* Dataset items *
================
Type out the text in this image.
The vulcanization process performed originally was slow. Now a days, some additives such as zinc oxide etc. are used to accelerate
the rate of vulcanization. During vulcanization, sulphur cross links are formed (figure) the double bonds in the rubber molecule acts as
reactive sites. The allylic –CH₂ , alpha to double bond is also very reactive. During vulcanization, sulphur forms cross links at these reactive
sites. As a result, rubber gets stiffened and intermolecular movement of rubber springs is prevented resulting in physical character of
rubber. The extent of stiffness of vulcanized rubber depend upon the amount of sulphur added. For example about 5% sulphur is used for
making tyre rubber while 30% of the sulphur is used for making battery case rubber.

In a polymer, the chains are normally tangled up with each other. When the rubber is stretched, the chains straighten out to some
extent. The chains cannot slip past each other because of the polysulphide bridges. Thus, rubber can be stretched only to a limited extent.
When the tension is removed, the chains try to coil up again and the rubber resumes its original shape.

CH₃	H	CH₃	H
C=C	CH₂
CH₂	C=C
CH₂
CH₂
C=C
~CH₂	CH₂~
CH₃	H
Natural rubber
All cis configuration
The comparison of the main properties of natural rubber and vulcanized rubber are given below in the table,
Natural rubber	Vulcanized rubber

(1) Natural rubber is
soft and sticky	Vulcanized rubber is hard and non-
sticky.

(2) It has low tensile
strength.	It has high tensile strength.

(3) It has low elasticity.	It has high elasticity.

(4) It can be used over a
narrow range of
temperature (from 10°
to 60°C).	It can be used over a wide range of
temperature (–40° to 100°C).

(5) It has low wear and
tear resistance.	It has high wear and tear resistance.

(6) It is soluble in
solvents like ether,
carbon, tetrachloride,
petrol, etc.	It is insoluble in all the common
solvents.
================
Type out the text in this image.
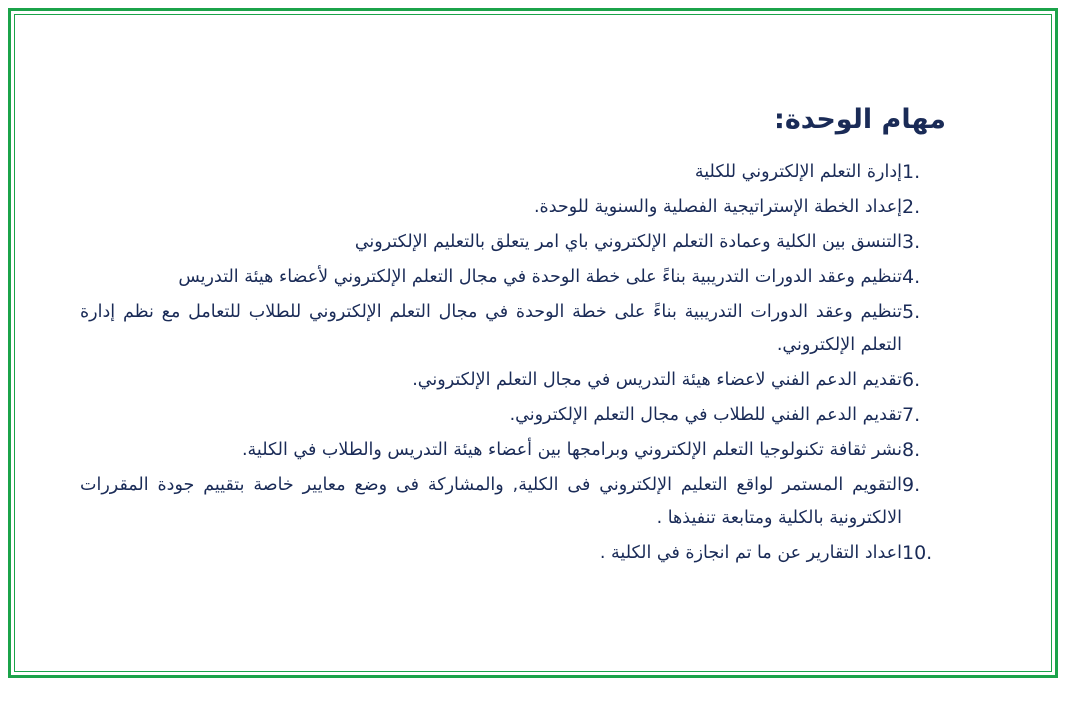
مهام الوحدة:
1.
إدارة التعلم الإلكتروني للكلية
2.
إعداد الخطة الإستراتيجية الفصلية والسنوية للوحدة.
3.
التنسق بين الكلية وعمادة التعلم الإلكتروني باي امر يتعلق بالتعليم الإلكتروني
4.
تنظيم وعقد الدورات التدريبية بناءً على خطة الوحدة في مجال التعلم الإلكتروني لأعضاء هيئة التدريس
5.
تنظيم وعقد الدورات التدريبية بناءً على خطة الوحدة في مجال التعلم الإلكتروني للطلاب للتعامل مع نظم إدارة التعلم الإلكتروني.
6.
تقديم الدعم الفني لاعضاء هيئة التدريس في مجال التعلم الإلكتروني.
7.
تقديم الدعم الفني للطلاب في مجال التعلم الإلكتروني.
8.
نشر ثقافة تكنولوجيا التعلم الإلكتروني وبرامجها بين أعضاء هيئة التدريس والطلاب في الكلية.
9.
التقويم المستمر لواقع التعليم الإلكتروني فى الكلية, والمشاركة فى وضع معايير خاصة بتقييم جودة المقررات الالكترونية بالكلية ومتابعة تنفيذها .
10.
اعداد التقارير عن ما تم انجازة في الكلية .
================
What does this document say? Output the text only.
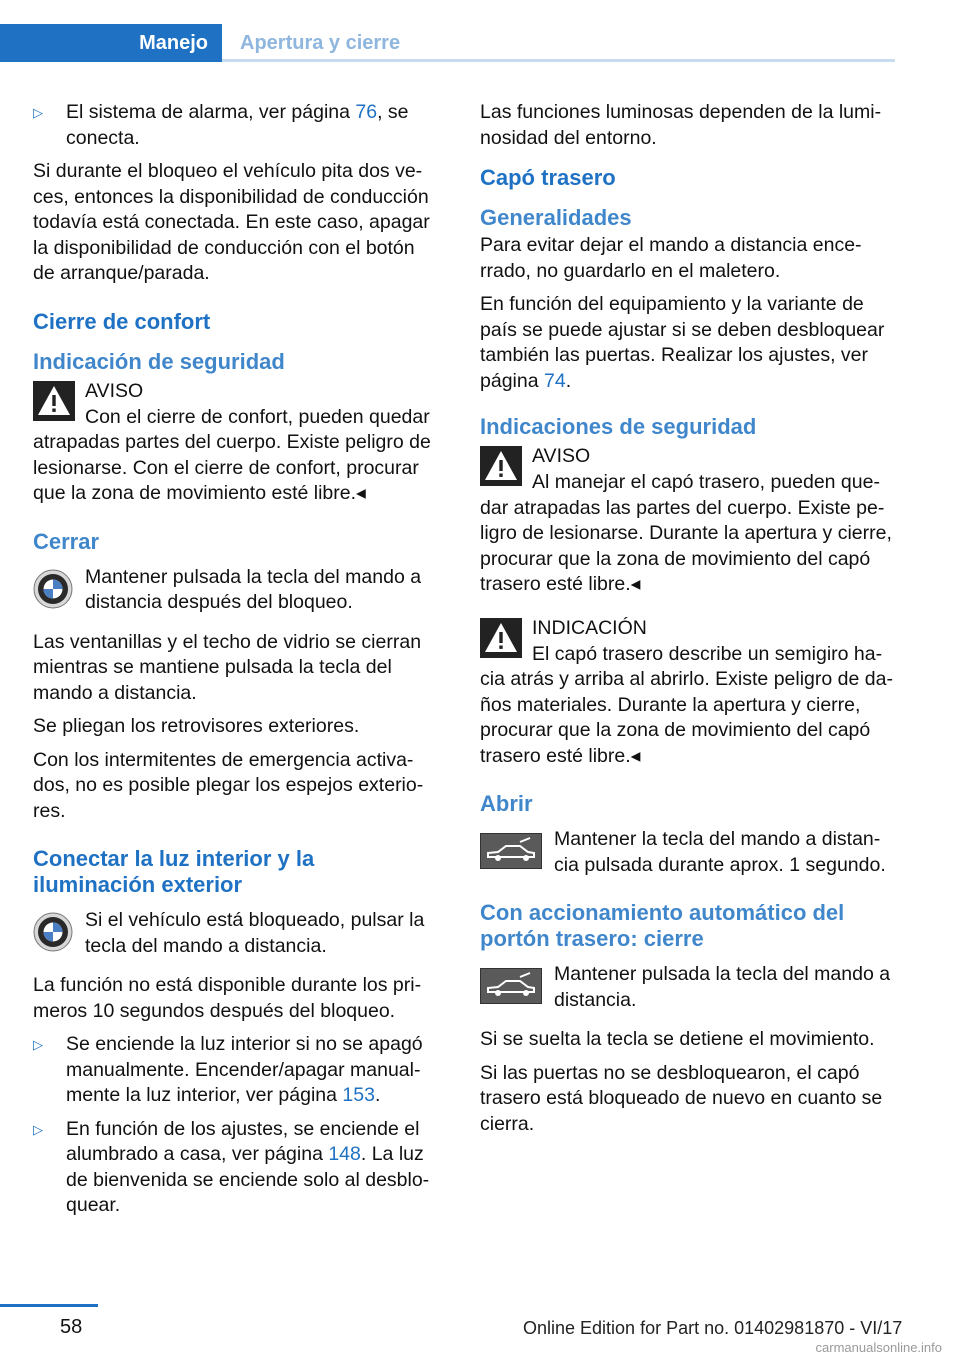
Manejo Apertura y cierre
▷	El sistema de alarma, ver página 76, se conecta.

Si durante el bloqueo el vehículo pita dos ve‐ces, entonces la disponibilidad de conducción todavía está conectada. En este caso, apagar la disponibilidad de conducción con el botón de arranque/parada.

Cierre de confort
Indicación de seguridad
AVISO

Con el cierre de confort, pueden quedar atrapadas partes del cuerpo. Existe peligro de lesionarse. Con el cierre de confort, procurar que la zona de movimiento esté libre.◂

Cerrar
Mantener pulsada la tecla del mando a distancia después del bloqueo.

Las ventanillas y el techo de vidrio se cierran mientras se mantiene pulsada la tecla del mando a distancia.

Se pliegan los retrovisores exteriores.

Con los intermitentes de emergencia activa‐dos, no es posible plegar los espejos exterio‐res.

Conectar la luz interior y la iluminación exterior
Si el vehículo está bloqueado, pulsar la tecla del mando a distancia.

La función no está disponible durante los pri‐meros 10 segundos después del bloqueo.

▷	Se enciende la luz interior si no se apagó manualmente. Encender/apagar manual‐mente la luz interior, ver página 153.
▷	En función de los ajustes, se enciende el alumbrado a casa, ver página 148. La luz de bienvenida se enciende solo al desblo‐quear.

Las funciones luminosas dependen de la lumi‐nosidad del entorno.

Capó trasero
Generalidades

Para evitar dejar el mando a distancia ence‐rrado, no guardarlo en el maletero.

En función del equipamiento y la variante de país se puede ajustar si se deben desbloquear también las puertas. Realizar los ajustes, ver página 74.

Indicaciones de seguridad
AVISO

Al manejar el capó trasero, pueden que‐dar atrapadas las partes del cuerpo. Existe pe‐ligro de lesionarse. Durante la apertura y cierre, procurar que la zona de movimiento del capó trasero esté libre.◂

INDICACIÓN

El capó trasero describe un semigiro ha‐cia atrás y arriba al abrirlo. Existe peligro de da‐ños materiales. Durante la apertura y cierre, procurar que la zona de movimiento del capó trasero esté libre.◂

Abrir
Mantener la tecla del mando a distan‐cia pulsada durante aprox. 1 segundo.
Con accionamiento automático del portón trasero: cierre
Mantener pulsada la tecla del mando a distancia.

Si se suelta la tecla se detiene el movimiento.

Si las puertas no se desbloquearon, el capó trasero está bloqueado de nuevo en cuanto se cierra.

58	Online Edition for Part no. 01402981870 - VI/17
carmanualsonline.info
================
Copy all lines above containing the string "procurar".

* EXERCISE RESULT *
Con el cierre de confort, pueden quedar atrapadas partes del cuerpo. Existe peligro de lesionarse. Con el cierre de confort, procurar que la zona de movimiento esté libre.◂
Al manejar el capó trasero, pueden que‐dar atrapadas las partes del cuerpo. Existe pe‐ligro de lesionarse. Durante la apertura y cierre, procurar que la zona de movimiento del capó trasero esté libre.◂
El capó trasero describe un semigiro ha‐cia atrás y arriba al abrirlo. Existe peligro de da‐ños materiales. Durante la apertura y cierre, procurar que la zona de movimiento del capó trasero esté libre.◂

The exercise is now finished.